* **STORED DATA**:
^^^^^^^^
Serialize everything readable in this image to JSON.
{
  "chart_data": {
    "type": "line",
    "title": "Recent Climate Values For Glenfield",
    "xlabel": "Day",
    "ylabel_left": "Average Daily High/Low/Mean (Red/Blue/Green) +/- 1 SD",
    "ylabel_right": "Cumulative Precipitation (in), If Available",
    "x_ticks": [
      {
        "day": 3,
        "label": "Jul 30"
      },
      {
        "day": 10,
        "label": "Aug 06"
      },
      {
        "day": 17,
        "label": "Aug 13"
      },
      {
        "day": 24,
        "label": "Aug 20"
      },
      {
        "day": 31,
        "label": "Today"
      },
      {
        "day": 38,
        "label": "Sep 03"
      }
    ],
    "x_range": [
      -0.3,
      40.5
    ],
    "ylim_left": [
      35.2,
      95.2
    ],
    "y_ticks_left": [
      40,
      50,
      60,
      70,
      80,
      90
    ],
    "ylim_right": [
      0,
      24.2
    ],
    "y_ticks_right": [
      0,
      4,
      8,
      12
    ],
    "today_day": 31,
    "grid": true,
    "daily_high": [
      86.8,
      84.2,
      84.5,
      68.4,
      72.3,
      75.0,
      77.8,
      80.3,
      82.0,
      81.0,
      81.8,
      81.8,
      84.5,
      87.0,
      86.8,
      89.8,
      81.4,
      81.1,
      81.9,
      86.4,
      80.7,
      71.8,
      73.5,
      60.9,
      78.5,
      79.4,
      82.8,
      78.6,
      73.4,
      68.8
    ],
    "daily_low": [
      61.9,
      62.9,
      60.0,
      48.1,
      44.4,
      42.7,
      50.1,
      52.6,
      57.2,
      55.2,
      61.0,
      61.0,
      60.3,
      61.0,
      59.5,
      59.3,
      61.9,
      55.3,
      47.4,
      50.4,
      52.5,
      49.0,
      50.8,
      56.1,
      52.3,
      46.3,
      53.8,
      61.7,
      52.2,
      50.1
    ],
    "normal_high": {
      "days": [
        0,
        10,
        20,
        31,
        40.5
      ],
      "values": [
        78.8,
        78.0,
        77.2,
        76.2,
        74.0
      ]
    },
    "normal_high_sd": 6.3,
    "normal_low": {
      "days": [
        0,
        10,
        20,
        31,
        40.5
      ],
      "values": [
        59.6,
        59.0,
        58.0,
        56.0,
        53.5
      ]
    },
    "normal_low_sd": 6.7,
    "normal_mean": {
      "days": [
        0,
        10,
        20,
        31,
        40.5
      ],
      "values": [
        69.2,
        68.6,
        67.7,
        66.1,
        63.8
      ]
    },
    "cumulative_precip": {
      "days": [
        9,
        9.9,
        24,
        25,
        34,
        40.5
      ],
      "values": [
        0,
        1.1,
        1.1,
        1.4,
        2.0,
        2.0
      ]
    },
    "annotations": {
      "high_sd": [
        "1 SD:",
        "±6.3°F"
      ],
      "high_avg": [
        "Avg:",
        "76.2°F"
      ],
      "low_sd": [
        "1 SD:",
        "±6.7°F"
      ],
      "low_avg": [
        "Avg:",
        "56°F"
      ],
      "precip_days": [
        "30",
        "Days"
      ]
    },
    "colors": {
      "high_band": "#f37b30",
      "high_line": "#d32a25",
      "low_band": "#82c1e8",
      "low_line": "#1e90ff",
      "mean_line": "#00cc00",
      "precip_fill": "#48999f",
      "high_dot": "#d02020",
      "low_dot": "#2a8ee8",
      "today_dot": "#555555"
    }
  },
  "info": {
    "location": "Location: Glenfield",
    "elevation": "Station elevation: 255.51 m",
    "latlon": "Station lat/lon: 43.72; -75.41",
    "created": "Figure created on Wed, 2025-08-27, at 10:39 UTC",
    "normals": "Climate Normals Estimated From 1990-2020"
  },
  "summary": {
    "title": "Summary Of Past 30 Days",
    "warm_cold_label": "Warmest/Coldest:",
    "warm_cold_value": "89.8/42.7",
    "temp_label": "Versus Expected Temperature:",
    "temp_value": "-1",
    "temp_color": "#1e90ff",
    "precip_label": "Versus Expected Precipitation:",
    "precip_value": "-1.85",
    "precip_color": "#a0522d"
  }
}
^^^^^^^^
* **TASK OBJECTIVE**:
From the listing above, copy every line that holds the string "Station".

* **ANSWER FOR THIS EXERCISE**:
    "elevation": "Station elevation: 255.51 m",
    "latlon": "Station lat/lon: 43.72; -75.41",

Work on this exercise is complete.